> _Required task A_
In the real estate interview, what new venture does Maryanne Gilmartin say she will start after leaving her post?
> _Required task B_
Pick up the real estate interview after its last line and keep it going.
── Text shown ──
Announcer:
Hey BK, with Ofer Cohen.
MAG:
I've always said that I couldn't feel accomplished as a parent, I'd be useless in the boardroom and so it starts there and it ends there just like it starts in the morning at my house and it ends up at the house with my children, so they're my life source and they're everything, so I have a lot of energy. Sleep is basically overrated in my book and I wake up in the morning and it's all about my kids and when I come home at night, that's where I sort of find my peace and my sanctuary and you know, I'm powerless at home. I can't even get the remote control. I think children are very grounding.
Ofer Cohen:
The woman's struggling with the remote is Maryanne Gilmartin, one of the most powerful woman in the real estate business in New York City. Maryanne Gilmartin was until very recently, the president and chief executive officer for City New York. Earlier this month, she announced that she will be leaving her post and start a new venture, L&L mag. This interview was recorded a few weeks before her announcement. Today we're mostly going to focus on how she became such a Rockstar, developing the New York Times building Gehry's tower and leading the effort on the development of the Barclays Center, but first I want you to get a sense of what her job really means to her.
MAG:
I begin by saying that I make places and I have the best job in the world because I can create places in the greatest city in the world. People are pushing paper and pushing buttons for a living. Think about how we get to point to concrete, literally concrete representations of our toiling and you can throw your children on a hoist and take them to the top of New York by Gehry. This is a great blessing,
Ofer Cohen:
But when she started her career, people did not have the same romantic view of the industry as we all have today.
───
── Provided records ──
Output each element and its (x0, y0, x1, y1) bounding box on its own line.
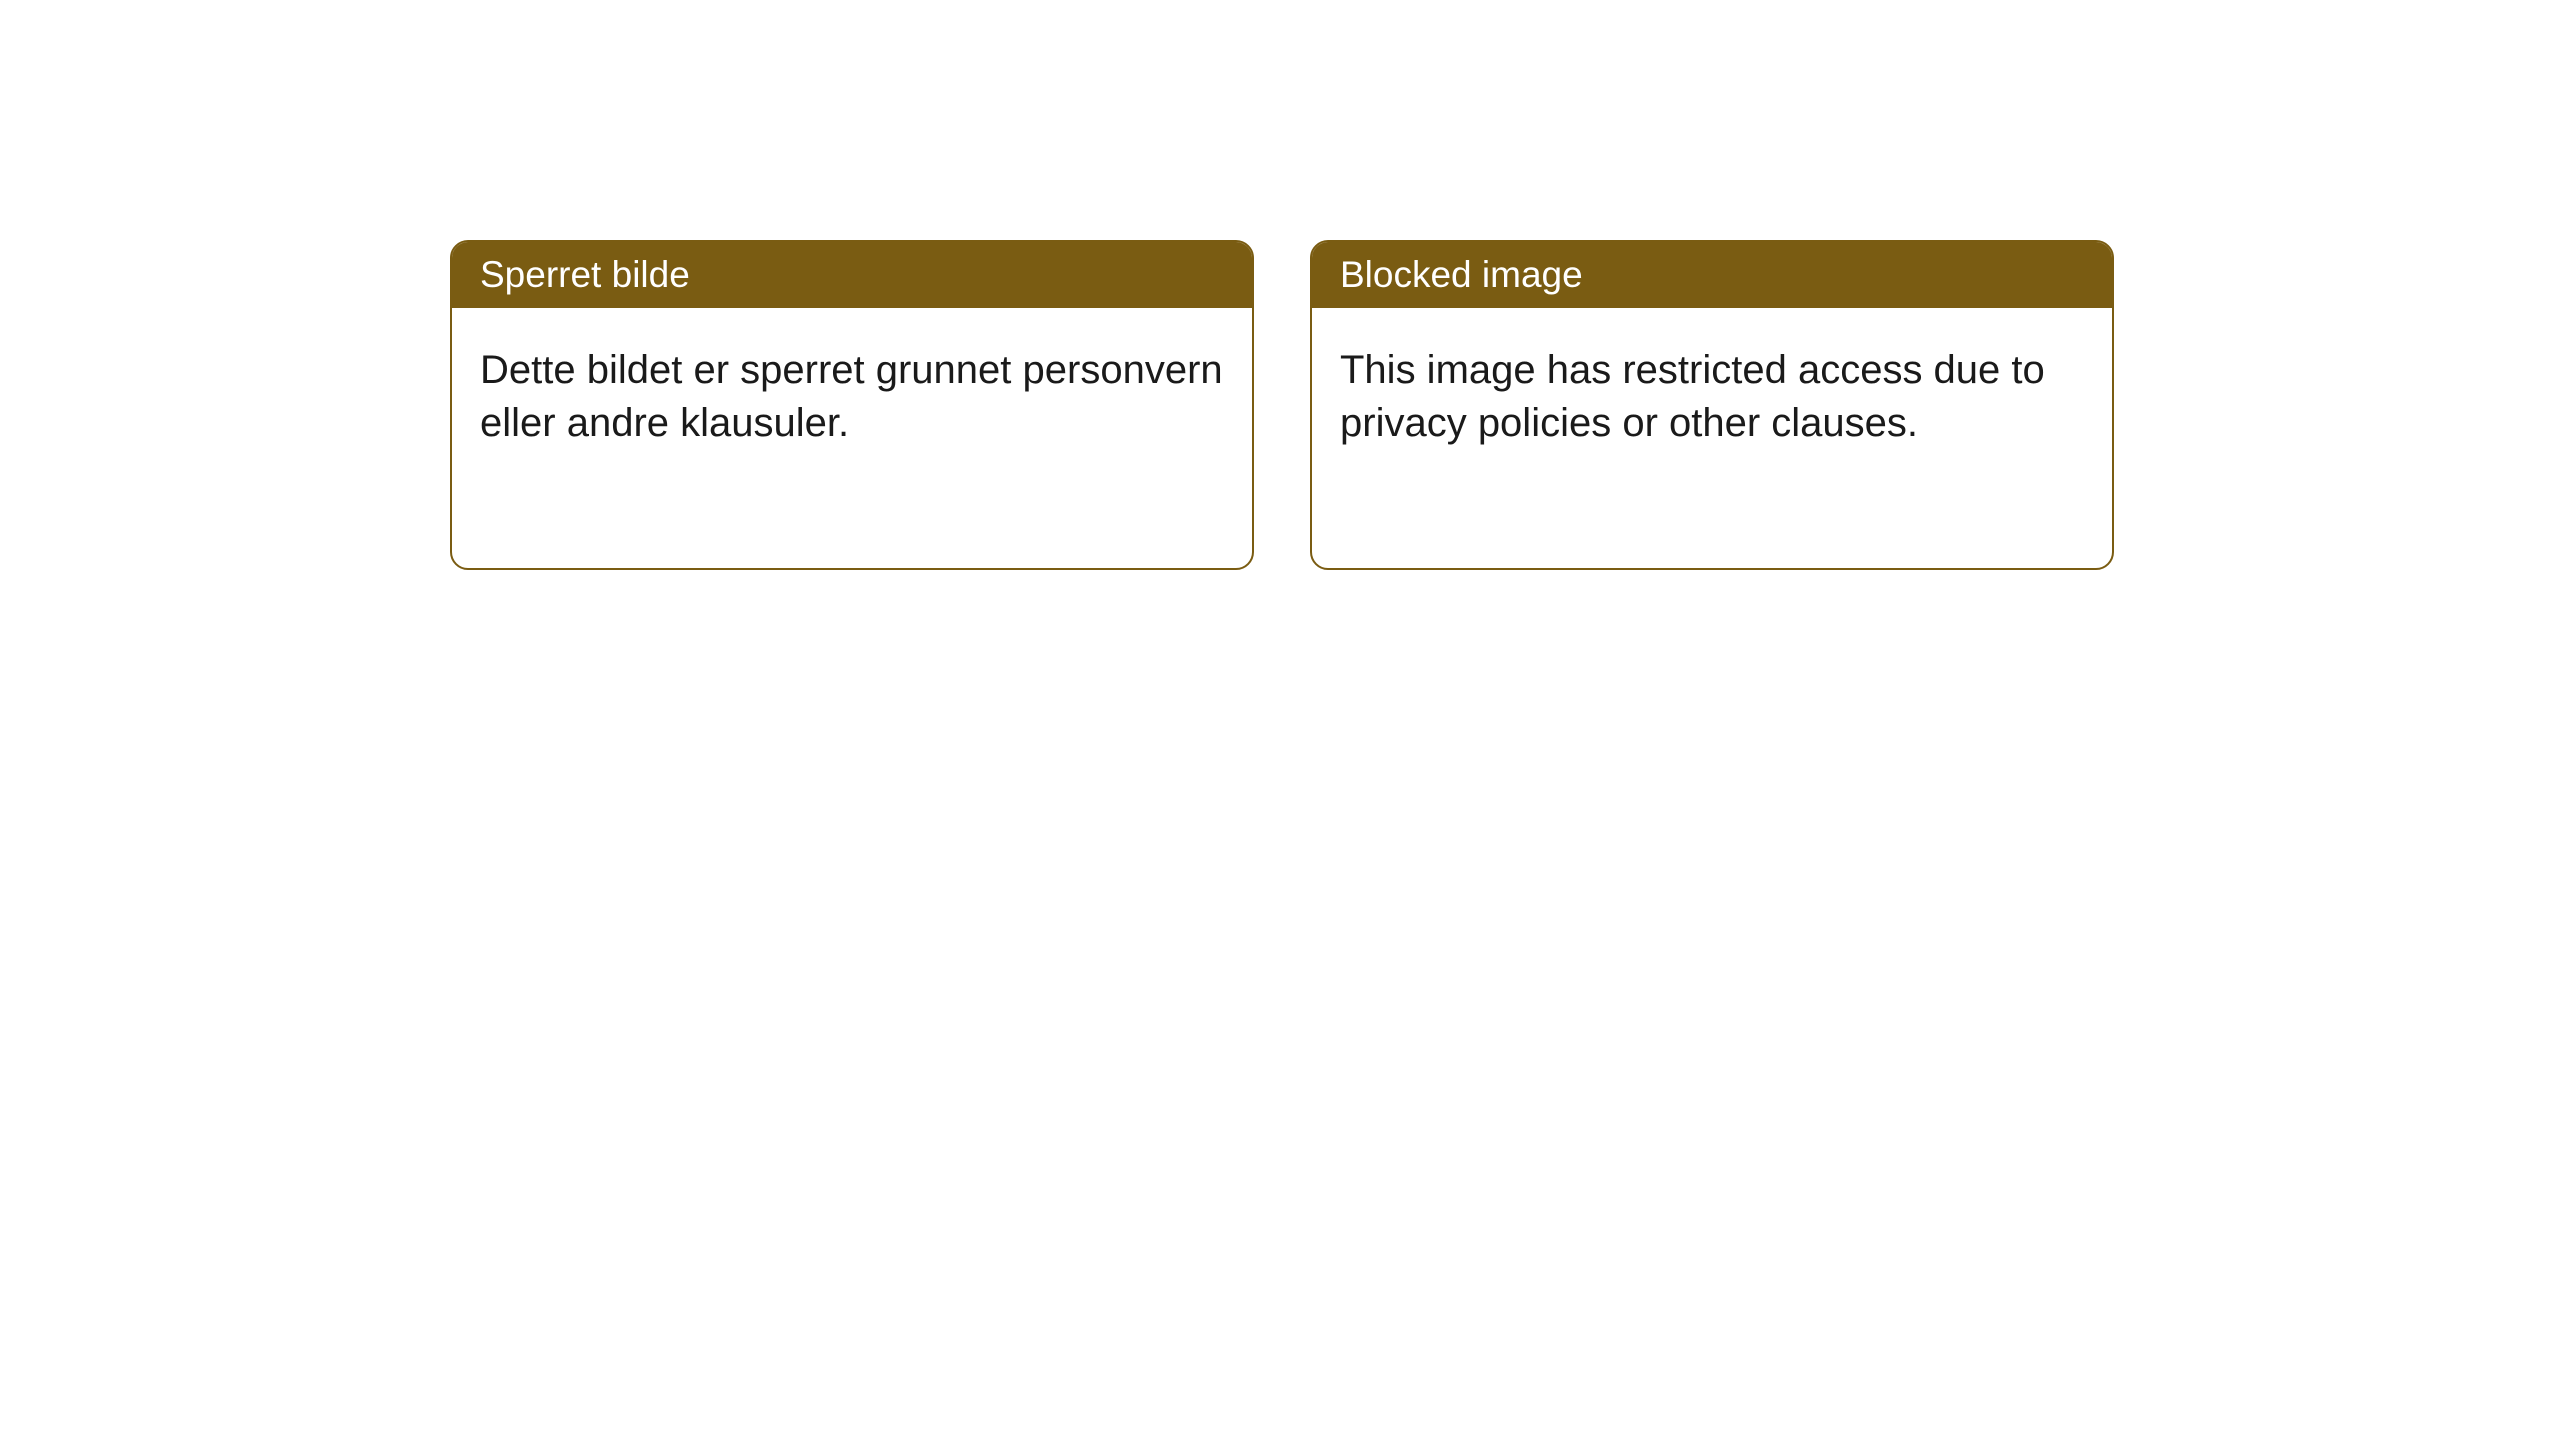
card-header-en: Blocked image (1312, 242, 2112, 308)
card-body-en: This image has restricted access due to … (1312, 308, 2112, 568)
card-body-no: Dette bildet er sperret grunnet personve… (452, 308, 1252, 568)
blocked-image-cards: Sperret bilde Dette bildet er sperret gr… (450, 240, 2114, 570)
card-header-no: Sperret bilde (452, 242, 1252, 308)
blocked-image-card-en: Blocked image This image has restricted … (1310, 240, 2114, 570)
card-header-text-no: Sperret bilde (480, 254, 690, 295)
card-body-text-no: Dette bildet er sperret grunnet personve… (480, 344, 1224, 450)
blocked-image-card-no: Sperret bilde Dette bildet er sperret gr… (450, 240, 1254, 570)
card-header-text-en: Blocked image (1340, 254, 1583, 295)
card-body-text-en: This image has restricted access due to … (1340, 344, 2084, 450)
───
── Provided records ──
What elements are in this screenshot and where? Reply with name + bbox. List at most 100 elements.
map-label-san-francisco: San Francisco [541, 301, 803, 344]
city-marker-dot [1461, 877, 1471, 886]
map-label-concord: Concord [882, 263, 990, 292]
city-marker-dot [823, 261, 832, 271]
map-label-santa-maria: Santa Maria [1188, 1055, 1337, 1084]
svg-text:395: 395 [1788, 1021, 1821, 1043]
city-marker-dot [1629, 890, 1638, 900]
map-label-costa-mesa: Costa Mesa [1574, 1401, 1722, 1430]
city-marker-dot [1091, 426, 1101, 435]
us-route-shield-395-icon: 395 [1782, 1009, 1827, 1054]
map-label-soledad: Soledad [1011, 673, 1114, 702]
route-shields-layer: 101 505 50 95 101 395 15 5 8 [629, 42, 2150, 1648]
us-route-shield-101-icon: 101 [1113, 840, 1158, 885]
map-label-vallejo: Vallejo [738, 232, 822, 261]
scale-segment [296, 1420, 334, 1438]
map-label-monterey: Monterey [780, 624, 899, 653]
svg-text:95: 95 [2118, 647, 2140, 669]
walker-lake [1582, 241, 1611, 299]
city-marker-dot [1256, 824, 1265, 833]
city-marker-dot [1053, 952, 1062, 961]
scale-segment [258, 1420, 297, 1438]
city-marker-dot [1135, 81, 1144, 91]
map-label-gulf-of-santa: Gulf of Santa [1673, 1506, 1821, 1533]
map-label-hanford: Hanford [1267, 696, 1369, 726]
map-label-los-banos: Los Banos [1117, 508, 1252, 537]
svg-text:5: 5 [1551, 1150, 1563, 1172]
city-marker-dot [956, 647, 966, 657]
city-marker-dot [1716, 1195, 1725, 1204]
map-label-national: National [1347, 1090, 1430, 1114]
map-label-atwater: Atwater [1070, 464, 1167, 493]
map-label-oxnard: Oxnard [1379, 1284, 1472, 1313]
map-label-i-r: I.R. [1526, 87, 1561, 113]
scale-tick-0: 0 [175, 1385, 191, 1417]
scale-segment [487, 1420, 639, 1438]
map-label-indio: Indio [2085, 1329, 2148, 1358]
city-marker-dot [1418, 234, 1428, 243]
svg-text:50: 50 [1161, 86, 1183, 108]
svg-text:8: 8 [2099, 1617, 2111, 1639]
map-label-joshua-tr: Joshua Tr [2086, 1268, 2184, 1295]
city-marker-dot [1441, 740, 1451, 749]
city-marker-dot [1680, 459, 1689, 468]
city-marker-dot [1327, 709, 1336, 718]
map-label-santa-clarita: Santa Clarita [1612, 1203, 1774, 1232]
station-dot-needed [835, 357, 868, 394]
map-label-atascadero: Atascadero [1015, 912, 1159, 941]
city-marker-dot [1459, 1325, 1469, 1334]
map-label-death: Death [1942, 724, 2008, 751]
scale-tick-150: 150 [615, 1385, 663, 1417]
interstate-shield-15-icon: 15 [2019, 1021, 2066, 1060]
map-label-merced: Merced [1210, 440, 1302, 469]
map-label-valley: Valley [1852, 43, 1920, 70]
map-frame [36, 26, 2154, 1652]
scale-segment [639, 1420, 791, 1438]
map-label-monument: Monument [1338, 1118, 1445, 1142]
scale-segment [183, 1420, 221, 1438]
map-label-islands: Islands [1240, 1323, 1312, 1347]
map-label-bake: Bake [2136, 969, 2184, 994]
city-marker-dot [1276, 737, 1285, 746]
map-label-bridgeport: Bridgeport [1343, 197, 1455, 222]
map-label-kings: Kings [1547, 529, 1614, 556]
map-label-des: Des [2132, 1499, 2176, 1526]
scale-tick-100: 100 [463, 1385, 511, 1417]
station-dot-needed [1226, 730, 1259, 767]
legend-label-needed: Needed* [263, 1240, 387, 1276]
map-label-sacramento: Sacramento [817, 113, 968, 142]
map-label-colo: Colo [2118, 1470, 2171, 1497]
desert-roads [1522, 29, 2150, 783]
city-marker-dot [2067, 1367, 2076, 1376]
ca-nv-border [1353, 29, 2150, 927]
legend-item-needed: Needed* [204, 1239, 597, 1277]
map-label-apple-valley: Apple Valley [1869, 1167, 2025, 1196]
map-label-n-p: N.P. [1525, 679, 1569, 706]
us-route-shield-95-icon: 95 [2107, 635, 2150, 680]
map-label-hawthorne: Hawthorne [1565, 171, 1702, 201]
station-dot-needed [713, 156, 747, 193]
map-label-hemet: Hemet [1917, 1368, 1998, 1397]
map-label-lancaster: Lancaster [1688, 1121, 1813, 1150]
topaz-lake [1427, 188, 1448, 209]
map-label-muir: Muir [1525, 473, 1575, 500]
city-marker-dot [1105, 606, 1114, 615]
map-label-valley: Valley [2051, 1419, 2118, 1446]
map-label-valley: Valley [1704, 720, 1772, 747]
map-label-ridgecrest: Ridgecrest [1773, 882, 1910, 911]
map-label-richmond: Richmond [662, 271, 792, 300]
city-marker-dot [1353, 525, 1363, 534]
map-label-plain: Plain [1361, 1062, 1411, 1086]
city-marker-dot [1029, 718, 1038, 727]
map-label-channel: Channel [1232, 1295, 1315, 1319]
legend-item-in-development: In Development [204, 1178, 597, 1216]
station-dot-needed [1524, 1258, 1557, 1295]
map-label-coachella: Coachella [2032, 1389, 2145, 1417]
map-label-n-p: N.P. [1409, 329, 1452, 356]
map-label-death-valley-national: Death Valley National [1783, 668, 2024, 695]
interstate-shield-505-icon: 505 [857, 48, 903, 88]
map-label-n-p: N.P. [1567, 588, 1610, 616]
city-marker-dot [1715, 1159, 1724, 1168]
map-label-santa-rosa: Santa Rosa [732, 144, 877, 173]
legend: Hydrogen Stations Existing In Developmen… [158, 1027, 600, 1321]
───
── Provided records ──
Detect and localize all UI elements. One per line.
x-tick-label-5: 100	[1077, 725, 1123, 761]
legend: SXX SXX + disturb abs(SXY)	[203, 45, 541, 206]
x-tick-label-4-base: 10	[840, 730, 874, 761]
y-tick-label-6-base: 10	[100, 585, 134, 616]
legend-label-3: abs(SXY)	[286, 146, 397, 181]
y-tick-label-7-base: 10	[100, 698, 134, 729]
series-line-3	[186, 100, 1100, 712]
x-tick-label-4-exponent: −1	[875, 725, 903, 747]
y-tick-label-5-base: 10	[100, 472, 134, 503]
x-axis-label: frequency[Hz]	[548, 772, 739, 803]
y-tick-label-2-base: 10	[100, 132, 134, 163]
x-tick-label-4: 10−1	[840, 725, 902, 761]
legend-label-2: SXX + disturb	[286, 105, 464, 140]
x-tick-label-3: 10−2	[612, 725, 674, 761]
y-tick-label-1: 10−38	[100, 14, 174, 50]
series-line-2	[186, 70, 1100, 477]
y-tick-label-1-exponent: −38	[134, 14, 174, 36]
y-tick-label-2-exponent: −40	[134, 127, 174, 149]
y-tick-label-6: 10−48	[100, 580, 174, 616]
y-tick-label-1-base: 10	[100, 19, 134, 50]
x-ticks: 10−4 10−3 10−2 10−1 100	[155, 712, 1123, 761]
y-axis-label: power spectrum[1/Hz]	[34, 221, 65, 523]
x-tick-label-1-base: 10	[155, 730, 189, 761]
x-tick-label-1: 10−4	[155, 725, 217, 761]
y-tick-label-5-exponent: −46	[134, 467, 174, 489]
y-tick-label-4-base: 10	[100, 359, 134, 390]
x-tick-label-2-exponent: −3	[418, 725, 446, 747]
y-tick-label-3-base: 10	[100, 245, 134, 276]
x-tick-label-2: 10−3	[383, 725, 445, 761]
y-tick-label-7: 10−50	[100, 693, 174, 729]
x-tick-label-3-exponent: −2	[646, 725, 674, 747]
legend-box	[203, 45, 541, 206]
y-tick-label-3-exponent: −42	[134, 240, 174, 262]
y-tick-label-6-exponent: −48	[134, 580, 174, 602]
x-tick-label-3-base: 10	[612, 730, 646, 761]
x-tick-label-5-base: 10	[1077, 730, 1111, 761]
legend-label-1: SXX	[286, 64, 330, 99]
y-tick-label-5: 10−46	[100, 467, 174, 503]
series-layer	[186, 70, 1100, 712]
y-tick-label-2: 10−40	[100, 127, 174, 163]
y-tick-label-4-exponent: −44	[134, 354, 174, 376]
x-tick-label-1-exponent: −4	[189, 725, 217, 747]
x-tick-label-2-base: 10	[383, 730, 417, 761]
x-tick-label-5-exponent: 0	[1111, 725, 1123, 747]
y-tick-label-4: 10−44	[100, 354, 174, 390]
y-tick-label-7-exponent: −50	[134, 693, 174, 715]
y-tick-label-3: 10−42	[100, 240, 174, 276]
───
> _Exercise response A_
L&L mag

> _Exercise response B_
MAG:
When I started in the business in the eighties, being a real estate developer was one step above a car salesman. This was not real estate development as we know it today, where people are clamoring to get into the industry. In my generation, people flock to the Internet and so it was by pure serendipity that I became a real estate developer. I was given an urban fellowship when I graduated from university. It was an opportunity for me to pick the agency of my choosing inside of city government. Mayor Koch use this as his only recruitment tool for young individuals to try public service before going out into the private sector. I landed two fellowships. The first was for summer, the second was for an academic year. That summer was hot. New York was a dump and I was touring and meeting with every commissioner in every aspect of city government.
Ofer Cohen:
This is in the nineties?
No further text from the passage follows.